WHAT TO WORK ON: Print every entry, word for word, and skip the images.

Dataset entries
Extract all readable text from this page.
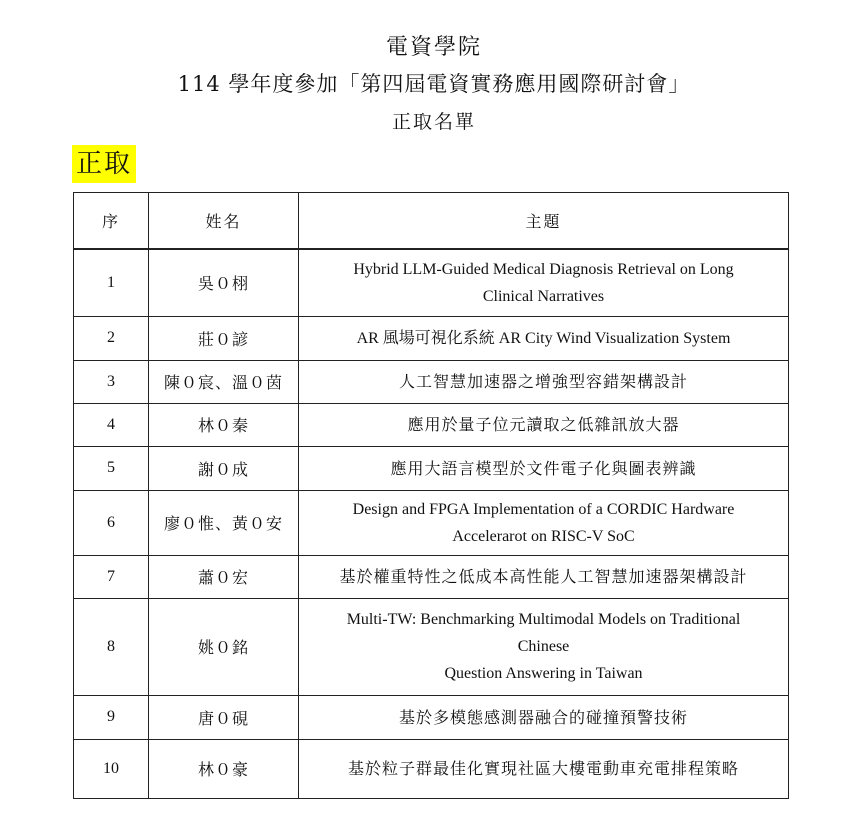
電資學院
114 學年度參加「第四屆電資實務應用國際研討會」
正取名單
正取
序	姓名	主題
1	吳０栩	Hybrid LLM-Guided Medical Diagnosis Retrieval on Long
Clinical Narratives

2	莊０諺	AR 風場可視化系統 AR City Wind Visualization System

3	陳０宸、溫０茵	人工智慧加速器之增強型容錯架構設計

4	林０秦	應用於量子位元讀取之低雜訊放大器

5	謝０成	應用大語言模型於文件電子化與圖表辨識

6	廖０惟、黃０安	Design and FPGA Implementation of a CORDIC Hardware
Accelerarot on RISC-V SoC

7	蕭０宏	基於權重特性之低成本高性能人工智慧加速器架構設計

8	姚０銘	Multi-TW: Benchmarking Multimodal Models on Traditional
Chinese
Question Answering in Taiwan

9	唐０硯	基於多模態感測器融合的碰撞預警技術

10	林０豪	基於粒子群最佳化實現社區大樓電動車充電排程策略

ANSWER TO THE TASK:
Extract all readable text from this page.
電資學院
114 學年度參加「第四屆電資實務應用國際研討會」
正取名單
正取
序	姓名	主題
1	吳０栩	Hybrid LLM-Guided Medical Diagnosis Retrieval on Long
Clinical Narratives

2	莊０諺	AR 風場可視化系統 AR City Wind Visualization System

3	陳０宸、溫０茵	人工智慧加速器之增強型容錯架構設計

4	林０秦	應用於量子位元讀取之低雜訊放大器

5	謝０成	應用大語言模型於文件電子化與圖表辨識

6	廖０惟、黃０安	Design and FPGA Implementation of a CORDIC Hardware
Accelerarot on RISC-V SoC

7	蕭０宏	基於權重特性之低成本高性能人工智慧加速器架構設計

8	姚０銘	Multi-TW: Benchmarking Multimodal Models on Traditional
Chinese
Question Answering in Taiwan

9	唐０硯	基於多模態感測器融合的碰撞預警技術

10	林０豪	基於粒子群最佳化實現社區大樓電動車充電排程策略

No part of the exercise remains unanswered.